__TASK PROMPT__:
Arrange the lines from the start of the records through the line containing "y-tick-label: 103 <box>134", both included, as a numbered list, leaving out any blank lines.

##############################

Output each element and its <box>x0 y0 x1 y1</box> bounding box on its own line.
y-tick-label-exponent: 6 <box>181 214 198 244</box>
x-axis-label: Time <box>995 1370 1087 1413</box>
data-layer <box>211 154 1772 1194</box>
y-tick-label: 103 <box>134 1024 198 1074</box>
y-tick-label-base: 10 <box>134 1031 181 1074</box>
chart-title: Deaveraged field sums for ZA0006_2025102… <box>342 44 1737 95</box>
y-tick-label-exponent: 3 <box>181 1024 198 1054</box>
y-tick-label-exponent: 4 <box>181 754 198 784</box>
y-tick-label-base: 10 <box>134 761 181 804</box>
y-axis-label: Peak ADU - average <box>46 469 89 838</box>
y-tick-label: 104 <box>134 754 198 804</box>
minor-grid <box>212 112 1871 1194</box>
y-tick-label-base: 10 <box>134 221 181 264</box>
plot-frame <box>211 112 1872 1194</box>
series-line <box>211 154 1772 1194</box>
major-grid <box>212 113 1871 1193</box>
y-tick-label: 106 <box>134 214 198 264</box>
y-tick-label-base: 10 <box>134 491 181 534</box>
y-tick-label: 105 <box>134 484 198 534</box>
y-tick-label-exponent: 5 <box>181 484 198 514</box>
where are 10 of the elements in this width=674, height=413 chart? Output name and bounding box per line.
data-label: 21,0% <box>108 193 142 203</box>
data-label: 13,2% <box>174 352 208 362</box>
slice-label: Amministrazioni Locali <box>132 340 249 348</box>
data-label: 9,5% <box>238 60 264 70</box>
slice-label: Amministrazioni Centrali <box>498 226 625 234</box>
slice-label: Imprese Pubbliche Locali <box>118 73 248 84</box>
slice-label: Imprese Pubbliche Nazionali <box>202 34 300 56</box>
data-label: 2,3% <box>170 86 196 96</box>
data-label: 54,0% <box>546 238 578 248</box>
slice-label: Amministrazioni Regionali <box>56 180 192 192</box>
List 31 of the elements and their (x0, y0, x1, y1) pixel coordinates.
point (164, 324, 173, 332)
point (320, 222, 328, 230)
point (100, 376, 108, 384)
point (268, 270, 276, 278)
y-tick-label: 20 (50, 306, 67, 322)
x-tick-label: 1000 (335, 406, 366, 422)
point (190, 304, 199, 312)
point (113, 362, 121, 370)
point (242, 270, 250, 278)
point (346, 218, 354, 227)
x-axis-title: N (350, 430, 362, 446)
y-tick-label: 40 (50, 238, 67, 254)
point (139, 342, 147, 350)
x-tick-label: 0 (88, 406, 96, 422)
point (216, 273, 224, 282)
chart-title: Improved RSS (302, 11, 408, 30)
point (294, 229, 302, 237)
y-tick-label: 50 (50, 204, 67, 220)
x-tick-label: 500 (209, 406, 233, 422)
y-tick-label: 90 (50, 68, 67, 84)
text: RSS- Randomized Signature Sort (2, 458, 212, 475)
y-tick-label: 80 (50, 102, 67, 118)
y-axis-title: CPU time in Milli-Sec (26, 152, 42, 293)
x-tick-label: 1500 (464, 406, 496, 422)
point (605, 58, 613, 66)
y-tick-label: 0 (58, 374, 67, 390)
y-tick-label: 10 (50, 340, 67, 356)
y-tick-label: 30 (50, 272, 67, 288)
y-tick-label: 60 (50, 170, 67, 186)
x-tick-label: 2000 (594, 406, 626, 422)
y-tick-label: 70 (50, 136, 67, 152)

##############################

__EXPECTED OUTPUT__:
1. Output each element and its <box>x0 y0 x1 y1</box> bounding box on its own line.
2. y-tick-label-exponent: 6 <box>181 214 198 244</box>
3. x-axis-label: Time <box>995 1370 1087 1413</box>
4. data-layer <box>211 154 1772 1194</box>
5. y-tick-label: 103 <box>134 1024 198 1074</box>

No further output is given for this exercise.